*Do this:* Output the data below in full, byte for byte. Nothing may differ.

——

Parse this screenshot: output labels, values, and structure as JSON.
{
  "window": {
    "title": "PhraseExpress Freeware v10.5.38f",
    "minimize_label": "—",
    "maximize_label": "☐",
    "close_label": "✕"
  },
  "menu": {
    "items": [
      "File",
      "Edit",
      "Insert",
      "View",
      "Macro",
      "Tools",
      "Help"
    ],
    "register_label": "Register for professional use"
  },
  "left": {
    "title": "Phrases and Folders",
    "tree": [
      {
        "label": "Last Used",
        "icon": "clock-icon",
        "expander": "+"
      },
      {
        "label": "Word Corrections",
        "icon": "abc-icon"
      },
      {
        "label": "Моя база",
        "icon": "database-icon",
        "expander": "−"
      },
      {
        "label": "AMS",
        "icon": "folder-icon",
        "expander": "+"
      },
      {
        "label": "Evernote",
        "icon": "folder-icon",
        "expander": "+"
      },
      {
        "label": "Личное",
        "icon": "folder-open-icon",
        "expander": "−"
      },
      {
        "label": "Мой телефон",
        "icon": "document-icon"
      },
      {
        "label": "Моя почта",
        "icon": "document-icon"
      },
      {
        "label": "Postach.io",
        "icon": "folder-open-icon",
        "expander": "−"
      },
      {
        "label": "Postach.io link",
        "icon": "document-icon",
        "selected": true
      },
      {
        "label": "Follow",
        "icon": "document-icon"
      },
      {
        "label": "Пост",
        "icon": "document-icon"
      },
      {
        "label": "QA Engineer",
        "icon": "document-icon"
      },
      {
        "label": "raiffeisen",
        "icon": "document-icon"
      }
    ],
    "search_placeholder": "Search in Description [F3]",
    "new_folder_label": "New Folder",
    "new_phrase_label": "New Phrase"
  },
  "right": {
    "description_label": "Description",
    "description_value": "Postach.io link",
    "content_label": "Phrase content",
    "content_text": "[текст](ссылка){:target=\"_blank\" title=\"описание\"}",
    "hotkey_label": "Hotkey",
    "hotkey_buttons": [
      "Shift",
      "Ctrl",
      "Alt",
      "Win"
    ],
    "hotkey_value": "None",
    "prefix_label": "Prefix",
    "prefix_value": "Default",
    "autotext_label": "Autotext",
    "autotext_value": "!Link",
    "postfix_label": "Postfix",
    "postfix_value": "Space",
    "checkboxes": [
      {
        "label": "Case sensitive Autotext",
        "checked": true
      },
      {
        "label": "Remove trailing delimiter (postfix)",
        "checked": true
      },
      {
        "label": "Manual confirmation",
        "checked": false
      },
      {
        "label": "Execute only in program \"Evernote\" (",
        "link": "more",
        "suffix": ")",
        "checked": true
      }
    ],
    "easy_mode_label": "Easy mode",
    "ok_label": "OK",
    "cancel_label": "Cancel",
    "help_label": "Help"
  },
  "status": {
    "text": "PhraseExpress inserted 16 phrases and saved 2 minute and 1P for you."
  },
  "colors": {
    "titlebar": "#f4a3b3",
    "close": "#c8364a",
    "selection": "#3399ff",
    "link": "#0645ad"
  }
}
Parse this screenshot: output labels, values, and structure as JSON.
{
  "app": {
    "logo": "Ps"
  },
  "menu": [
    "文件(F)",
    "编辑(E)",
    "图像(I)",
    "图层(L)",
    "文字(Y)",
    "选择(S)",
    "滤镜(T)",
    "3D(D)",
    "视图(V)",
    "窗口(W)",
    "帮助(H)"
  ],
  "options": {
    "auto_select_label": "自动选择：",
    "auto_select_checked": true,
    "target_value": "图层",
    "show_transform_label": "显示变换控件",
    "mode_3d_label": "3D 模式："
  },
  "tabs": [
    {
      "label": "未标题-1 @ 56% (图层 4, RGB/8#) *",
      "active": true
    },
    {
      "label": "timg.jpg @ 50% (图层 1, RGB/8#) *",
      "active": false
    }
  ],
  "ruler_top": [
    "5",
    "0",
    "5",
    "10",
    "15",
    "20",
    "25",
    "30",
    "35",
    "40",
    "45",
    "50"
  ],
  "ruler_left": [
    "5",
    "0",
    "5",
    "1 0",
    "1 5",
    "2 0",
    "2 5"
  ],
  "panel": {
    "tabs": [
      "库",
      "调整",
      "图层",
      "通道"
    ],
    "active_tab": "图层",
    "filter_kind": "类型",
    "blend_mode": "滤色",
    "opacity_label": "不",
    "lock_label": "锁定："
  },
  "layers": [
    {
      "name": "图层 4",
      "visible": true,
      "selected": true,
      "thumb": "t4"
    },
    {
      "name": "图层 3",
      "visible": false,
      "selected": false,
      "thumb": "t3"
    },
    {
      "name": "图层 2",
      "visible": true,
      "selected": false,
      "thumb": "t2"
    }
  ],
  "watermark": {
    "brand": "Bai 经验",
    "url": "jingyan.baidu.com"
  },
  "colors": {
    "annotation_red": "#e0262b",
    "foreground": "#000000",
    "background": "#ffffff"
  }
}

——

*Written response:*
Parse this screenshot: output labels, values, and structure as JSON.
{
  "window": {
    "title": "PhraseExpress Freeware v10.5.38f",
    "minimize_label": "—",
    "maximize_label": "☐",
    "close_label": "✕"
  },
  "menu": {
    "items": [
      "File",
      "Edit",
      "Insert",
      "View",
      "Macro",
      "Tools",
      "Help"
    ],
    "register_label": "Register for professional use"
  },
  "left": {
    "title": "Phrases and Folders",
    "tree": [
      {
        "label": "Last Used",
        "icon": "clock-icon",
        "expander": "+"
      },
      {
        "label": "Word Corrections",
        "icon": "abc-icon"
      },
      {
        "label": "Моя база",
        "icon": "database-icon",
        "expander": "−"
      },
      {
        "label": "AMS",
        "icon": "folder-icon",
        "expander": "+"
      },
      {
        "label": "Evernote",
        "icon": "folder-icon",
        "expander": "+"
      },
      {
        "label": "Личное",
        "icon": "folder-open-icon",
        "expander": "−"
      },
      {
        "label": "Мой телефон",
        "icon": "document-icon"
      },
      {
        "label": "Моя почта",
        "icon": "document-icon"
      },
      {
        "label": "Postach.io",
        "icon": "folder-open-icon",
        "expander": "−"
      },
      {
        "label": "Postach.io link",
        "icon": "document-icon",
        "selected": true
      },
      {
        "label": "Follow",
        "icon": "document-icon"
      },
      {
        "label": "Пост",
        "icon": "document-icon"
      },
      {
        "label": "QA Engineer",
        "icon": "document-icon"
      },
      {
        "label": "raiffeisen",
        "icon": "document-icon"
      }
    ],
    "search_placeholder": "Search in Description [F3]",
    "new_folder_label": "New Folder",
    "new_phrase_label": "New Phrase"
  },
  "right": {
    "description_label": "Description",
    "description_value": "Postach.io link",
    "content_label": "Phrase content",
    "content_text": "[текст](ссылка){:target=\"_blank\" title=\"описание\"}",
    "hotkey_label": "Hotkey",
    "hotkey_buttons": [
      "Shift",
      "Ctrl",
      "Alt",
      "Win"
    ],
    "hotkey_value": "None",
    "prefix_label": "Prefix",
    "prefix_value": "Default",
    "autotext_label": "Autotext",
    "autotext_value": "!Link",
    "postfix_label": "Postfix",
    "postfix_value": "Space",
    "checkboxes": [
      {
        "label": "Case sensitive Autotext",
        "checked": true
      },
      {
        "label": "Remove trailing delimiter (postfix)",
        "checked": true
      },
      {
        "label": "Manual confirmation",
        "checked": false
      },
      {
        "label": "Execute only in program \"Evernote\" (",
        "link": "more",
        "suffix": ")",
        "checked": true
      }
    ],
    "easy_mode_label": "Easy mode",
    "ok_label": "OK",
    "cancel_label": "Cancel",
    "help_label": "Help"
  },
  "status": {
    "text": "PhraseExpress inserted 16 phrases and saved 2 minute and 1P for you."
  },
  "colors": {
    "titlebar": "#f4a3b3",
    "close": "#c8364a",
    "selection": "#3399ff",
    "link": "#0645ad"
  }
}
Parse this screenshot: output labels, values, and structure as JSON.
{
  "app": {
    "logo": "Ps"
  },
  "menu": [
    "文件(F)",
    "编辑(E)",
    "图像(I)",
    "图层(L)",
    "文字(Y)",
    "选择(S)",
    "滤镜(T)",
    "3D(D)",
    "视图(V)",
    "窗口(W)",
    "帮助(H)"
  ],
  "options": {
    "auto_select_label": "自动选择：",
    "auto_select_checked": true,
    "target_value": "图层",
    "show_transform_label": "显示变换控件",
    "mode_3d_label": "3D 模式："
  },
  "tabs": [
    {
      "label": "未标题-1 @ 56% (图层 4, RGB/8#) *",
      "active": true
    },
    {
      "label": "timg.jpg @ 50% (图层 1, RGB/8#) *",
      "active": false
    }
  ],
  "ruler_top": [
    "5",
    "0",
    "5",
    "10",
    "15",
    "20",
    "25",
    "30",
    "35",
    "40",
    "45",
    "50"
  ],
  "ruler_left": [
    "5",
    "0",
    "5",
    "1 0",
    "1 5",
    "2 0",
    "2 5"
  ],
  "panel": {
    "tabs": [
      "库",
      "调整",
      "图层",
      "通道"
    ],
    "active_tab": "图层",
    "filter_kind": "类型",
    "blend_mode": "滤色",
    "opacity_label": "不",
    "lock_label": "锁定："
  },
  "layers": [
    {
      "name": "图层 4",
      "visible": true,
      "selected": true,
      "thumb": "t4"
    },
    {
      "name": "图层 3",
      "visible": false,
      "selected": false,
      "thumb": "t3"
    },
    {
      "name": "图层 2",
      "visible": true,
      "selected": false,
      "thumb": "t2"
    }
  ],
  "watermark": {
    "brand": "Bai 经验",
    "url": "jingyan.baidu.com"
  },
  "colors": {
    "annotation_red": "#e0262b",
    "foreground": "#000000",
    "background": "#ffffff"
  }
}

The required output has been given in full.